- **TASK OBJECTIVE**
All records must be quoted exactly. Omit the pictures.

- **Dataset records**
========================================
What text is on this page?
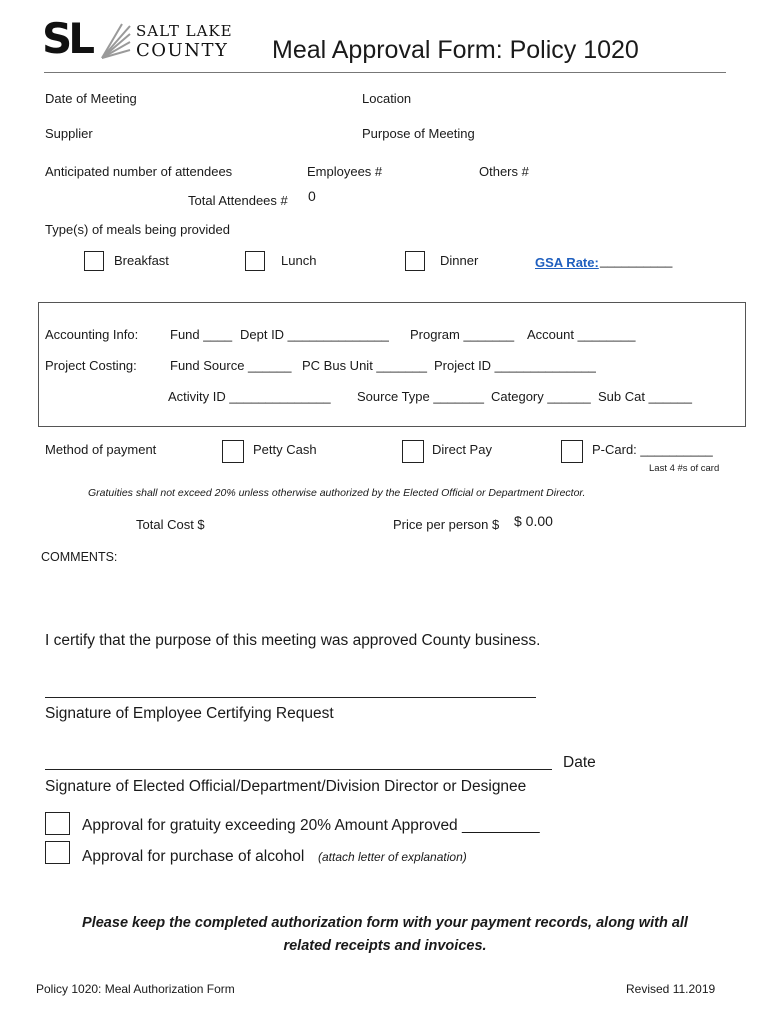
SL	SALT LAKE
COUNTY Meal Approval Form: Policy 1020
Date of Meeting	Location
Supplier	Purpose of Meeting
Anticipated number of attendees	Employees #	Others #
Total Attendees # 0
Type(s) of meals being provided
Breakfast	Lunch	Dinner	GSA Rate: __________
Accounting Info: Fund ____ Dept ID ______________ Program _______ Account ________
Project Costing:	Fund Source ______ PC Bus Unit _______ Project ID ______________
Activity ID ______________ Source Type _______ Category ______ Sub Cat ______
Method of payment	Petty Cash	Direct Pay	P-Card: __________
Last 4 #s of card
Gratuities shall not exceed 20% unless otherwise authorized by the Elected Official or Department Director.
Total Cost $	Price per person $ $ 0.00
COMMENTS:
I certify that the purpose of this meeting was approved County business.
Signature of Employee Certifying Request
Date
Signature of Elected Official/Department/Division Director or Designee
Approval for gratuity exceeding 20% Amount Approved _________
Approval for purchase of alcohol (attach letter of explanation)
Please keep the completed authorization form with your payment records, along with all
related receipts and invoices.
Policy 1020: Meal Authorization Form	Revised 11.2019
========================================
- **TASK RESPONSE**
What text is on this page?
SL	SALT LAKE
COUNTY Meal Approval Form: Policy 1020
Date of Meeting	Location
Supplier	Purpose of Meeting
Anticipated number of attendees	Employees #	Others #
Total Attendees # 0
Type(s) of meals being provided
Breakfast	Lunch	Dinner	GSA Rate: __________
Accounting Info: Fund ____ Dept ID ______________ Program _______ Account ________
Project Costing:	Fund Source ______ PC Bus Unit _______ Project ID ______________
Activity ID ______________ Source Type _______ Category ______ Sub Cat ______
Method of payment	Petty Cash	Direct Pay	P-Card: __________
Last 4 #s of card
Gratuities shall not exceed 20% unless otherwise authorized by the Elected Official or Department Director.
Total Cost $	Price per person $ $ 0.00
COMMENTS:
I certify that the purpose of this meeting was approved County business.
Signature of Employee Certifying Request
Date
Signature of Elected Official/Department/Division Director or Designee
Approval for gratuity exceeding 20% Amount Approved _________
Approval for purchase of alcohol (attach letter of explanation)
Please keep the completed authorization form with your payment records, along with all
related receipts and invoices.
Policy 1020: Meal Authorization Form	Revised 11.2019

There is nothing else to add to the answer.